Description of the task:
Retype each line exactly. Skip images.

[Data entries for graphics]
________________________________________
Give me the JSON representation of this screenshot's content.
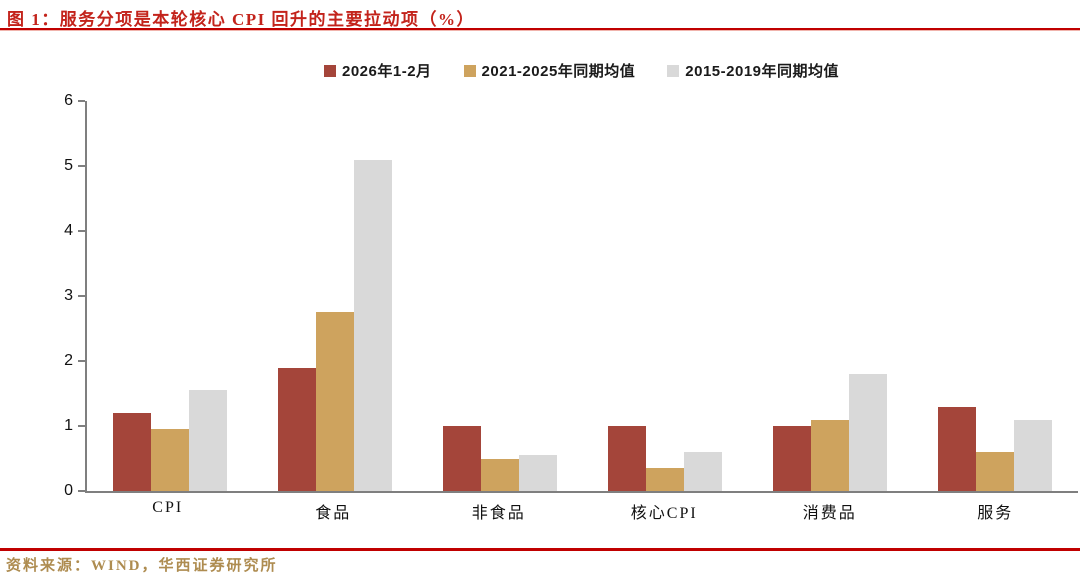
{
  "title": "图 1：服务分项是本轮核心 CPI 回升的主要拉动项（%）",
  "source": "资料来源：WIND，华西证券研究所",
  "colors": {
    "accent_red": "#C00000",
    "title_red": "#C3231B",
    "bar_red": "#A4453A",
    "bar_tan": "#CEA35E",
    "bar_gray": "#D9D9D9",
    "axis_gray": "#7F7F7F",
    "source_gold": "#AE8C50"
  },
  "chart_data": {
    "type": "bar",
    "title": "图 1：服务分项是本轮核心 CPI 回升的主要拉动项（%）",
    "categories": [
      "CPI",
      "食品",
      "非食品",
      "核心CPI",
      "消费品",
      "服务"
    ],
    "series": [
      {
        "name": "2026年1-2月",
        "color": "#A4453A",
        "values": [
          1.2,
          1.9,
          1.0,
          1.0,
          1.0,
          1.3
        ]
      },
      {
        "name": "2021-2025年同期均值",
        "color": "#CEA35E",
        "values": [
          0.95,
          2.75,
          0.5,
          0.35,
          1.1,
          0.6
        ]
      },
      {
        "name": "2015-2019年同期均值",
        "color": "#D9D9D9",
        "values": [
          1.55,
          5.1,
          0.55,
          0.6,
          1.8,
          1.1
        ]
      }
    ],
    "xlabel": "",
    "ylabel": "",
    "ylim": [
      0,
      6
    ],
    "yticks": [
      6,
      5,
      4,
      3,
      2,
      1,
      0
    ],
    "legend_position": "top",
    "grid": false
  }
}
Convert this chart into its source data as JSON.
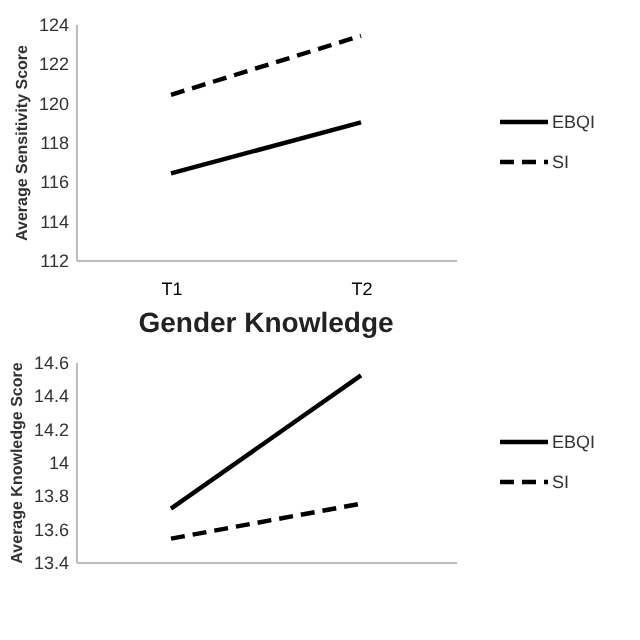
{
  "chart_data": [
    {
      "type": "line",
      "ylabel": "Average Sensitivity Score",
      "categories": [
        "T1",
        "T2"
      ],
      "ylim": [
        112,
        124
      ],
      "yticks": [
        112,
        114,
        116,
        118,
        120,
        122,
        124
      ],
      "grid": false,
      "legend": "right",
      "series": [
        {
          "name": "EBQI",
          "color": "#000000",
          "values": [
            116.4,
            119.0
          ],
          "line_style": "solid"
        },
        {
          "name": "SI",
          "color": "#000000",
          "values": [
            120.4,
            123.4
          ],
          "line_style": "dashed"
        }
      ]
    },
    {
      "type": "line",
      "title": "Gender Knowledge",
      "ylabel": "Average Knowledge Score",
      "categories": [
        null,
        null
      ],
      "ylim": [
        13.4,
        14.6
      ],
      "yticks": [
        13.4,
        13.6,
        13.8,
        14,
        14.2,
        14.4,
        14.6
      ],
      "tick_labels": "y",
      "grid": false,
      "legend": "right",
      "series": [
        {
          "name": "EBQI",
          "color": "#000000",
          "values": [
            13.72,
            14.52
          ],
          "line_style": "solid"
        },
        {
          "name": "SI",
          "color": "#000000",
          "values": [
            13.54,
            13.75
          ],
          "line_style": "dashed"
        }
      ]
    }
  ]
}
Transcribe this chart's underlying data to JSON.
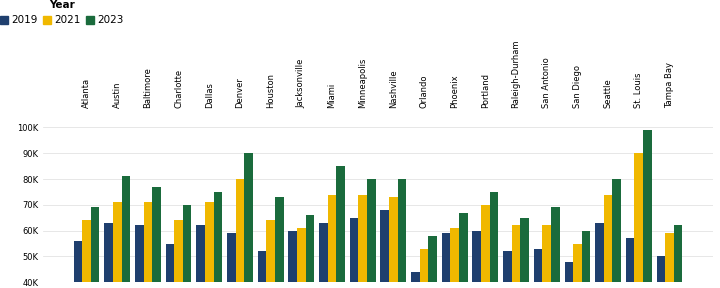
{
  "cities": [
    "Atlanta",
    "Austin",
    "Baltimore",
    "Charlotte",
    "Dallas",
    "Denver",
    "Houston",
    "Jacksonville",
    "Miami",
    "Minneapolis",
    "Nashville",
    "Orlando",
    "Phoenix",
    "Portland",
    "Raleigh-Durham",
    "San Antonio",
    "San Diego",
    "Seattle",
    "St. Louis",
    "Tampa Bay"
  ],
  "data_2019": [
    56000,
    63000,
    62000,
    55000,
    62000,
    59000,
    52000,
    60000,
    63000,
    65000,
    68000,
    44000,
    59000,
    60000,
    52000,
    53000,
    48000,
    63000,
    57000,
    50000
  ],
  "data_2021": [
    64000,
    71000,
    71000,
    64000,
    71000,
    80000,
    64000,
    61000,
    74000,
    74000,
    73000,
    53000,
    61000,
    70000,
    62000,
    62000,
    55000,
    74000,
    90000,
    59000
  ],
  "data_2023": [
    69000,
    81000,
    77000,
    70000,
    75000,
    90000,
    73000,
    66000,
    85000,
    80000,
    80000,
    58000,
    67000,
    75000,
    65000,
    69000,
    60000,
    80000,
    99000,
    62000
  ],
  "color_2019": "#1f3f6e",
  "color_2021": "#f0b800",
  "color_2023": "#1a6b3c",
  "ylim_min": 40000,
  "ylim_max": 107000,
  "ytick_values": [
    40000,
    50000,
    60000,
    70000,
    80000,
    90000,
    100000
  ],
  "ytick_labels": [
    "40K",
    "50K",
    "60K",
    "70K",
    "80K",
    "90K",
    "100K"
  ],
  "legend_title": "Year",
  "legend_labels": [
    "2019",
    "2021",
    "2023"
  ],
  "bar_width": 0.28,
  "figure_width": 7.2,
  "figure_height": 2.88,
  "dpi": 100,
  "background_color": "#ffffff",
  "grid_color": "#dddddd",
  "tick_label_fontsize": 6.0,
  "legend_fontsize": 7.5
}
________________________________________
Result:
Give me the JSON representation of this screenshot's content.
{
  "title": "图 1：服务分项是本轮核心 CPI 回升的主要拉动项（%）",
  "source": "资料来源：WIND，华西证券研究所",
  "colors": {
    "accent_red": "#C00000",
    "title_red": "#C3231B",
    "bar_red": "#A4453A",
    "bar_tan": "#CEA35E",
    "bar_gray": "#D9D9D9",
    "axis_gray": "#7F7F7F",
    "source_gold": "#AE8C50"
  },
  "chart_data": {
    "type": "bar",
    "title": "图 1：服务分项是本轮核心 CPI 回升的主要拉动项（%）",
    "categories": [
      "CPI",
      "食品",
      "非食品",
      "核心CPI",
      "消费品",
      "服务"
    ],
    "series": [
      {
        "name": "2026年1-2月",
        "color": "#A4453A",
        "values": [
          1.2,
          1.9,
          1.0,
          1.0,
          1.0,
          1.3
        ]
      },
      {
        "name": "2021-2025年同期均值",
        "color": "#CEA35E",
        "values": [
          0.95,
          2.75,
          0.5,
          0.35,
          1.1,
          0.6
        ]
      },
      {
        "name": "2015-2019年同期均值",
        "color": "#D9D9D9",
        "values": [
          1.55,
          5.1,
          0.55,
          0.6,
          1.8,
          1.1
        ]
      }
    ],
    "xlabel": "",
    "ylabel": "",
    "ylim": [
      0,
      6
    ],
    "yticks": [
      6,
      5,
      4,
      3,
      2,
      1,
      0
    ],
    "legend_position": "top",
    "grid": false
  }
}
Convert this chart into its source data as JSON.
{
  "chart_data": [
    {
      "type": "line",
      "ylabel": "Average Sensitivity Score",
      "categories": [
        "T1",
        "T2"
      ],
      "ylim": [
        112,
        124
      ],
      "yticks": [
        112,
        114,
        116,
        118,
        120,
        122,
        124
      ],
      "grid": false,
      "legend": "right",
      "series": [
        {
          "name": "EBQI",
          "color": "#000000",
          "values": [
            116.4,
            119.0
          ],
          "line_style": "solid"
        },
        {
          "name": "SI",
          "color": "#000000",
          "values": [
            120.4,
            123.4
          ],
          "line_style": "dashed"
        }
      ]
    },
    {
      "type": "line",
      "title": "Gender Knowledge",
      "ylabel": "Average Knowledge Score",
      "categories": [
        null,
        null
      ],
      "ylim": [
        13.4,
        14.6
      ],
      "yticks": [
        13.4,
        13.6,
        13.8,
        14,
        14.2,
        14.4,
        14.6
      ],
      "tick_labels": "y",
      "grid": false,
      "legend": "right",
      "series": [
        {
          "name": "EBQI",
          "color": "#000000",
          "values": [
            13.72,
            14.52
          ],
          "line_style": "solid"
        },
        {
          "name": "SI",
          "color": "#000000",
          "values": [
            13.54,
            13.75
          ],
          "line_style": "dashed"
        }
      ]
    }
  ]
}
Transcribe this chart's underlying data to JSON.
{
  "cities": [
    "Atlanta",
    "Austin",
    "Baltimore",
    "Charlotte",
    "Dallas",
    "Denver",
    "Houston",
    "Jacksonville",
    "Miami",
    "Minneapolis",
    "Nashville",
    "Orlando",
    "Phoenix",
    "Portland",
    "Raleigh-Durham",
    "San Antonio",
    "San Diego",
    "Seattle",
    "St. Louis",
    "Tampa Bay"
  ],
  "data_2019": [
    56000,
    63000,
    62000,
    55000,
    62000,
    59000,
    52000,
    60000,
    63000,
    65000,
    68000,
    44000,
    59000,
    60000,
    52000,
    53000,
    48000,
    63000,
    57000,
    50000
  ],
  "data_2021": [
    64000,
    71000,
    71000,
    64000,
    71000,
    80000,
    64000,
    61000,
    74000,
    74000,
    73000,
    53000,
    61000,
    70000,
    62000,
    62000,
    55000,
    74000,
    90000,
    59000
  ],
  "data_2023": [
    69000,
    81000,
    77000,
    70000,
    75000,
    90000,
    73000,
    66000,
    85000,
    80000,
    80000,
    58000,
    67000,
    75000,
    65000,
    69000,
    60000,
    80000,
    99000,
    62000
  ],
  "color_2019": "#1f3f6e",
  "color_2021": "#f0b800",
  "color_2023": "#1a6b3c",
  "ylim_min": 40000,
  "ylim_max": 107000,
  "ytick_values": [
    40000,
    50000,
    60000,
    70000,
    80000,
    90000,
    100000
  ],
  "ytick_labels": [
    "40K",
    "50K",
    "60K",
    "70K",
    "80K",
    "90K",
    "100K"
  ],
  "legend_title": "Year",
  "legend_labels": [
    "2019",
    "2021",
    "2023"
  ],
  "bar_width": 0.28,
  "figure_width": 7.2,
  "figure_height": 2.88,
  "dpi": 100,
  "background_color": "#ffffff",
  "grid_color": "#dddddd",
  "tick_label_fontsize": 6.0,
  "legend_fontsize": 7.5
}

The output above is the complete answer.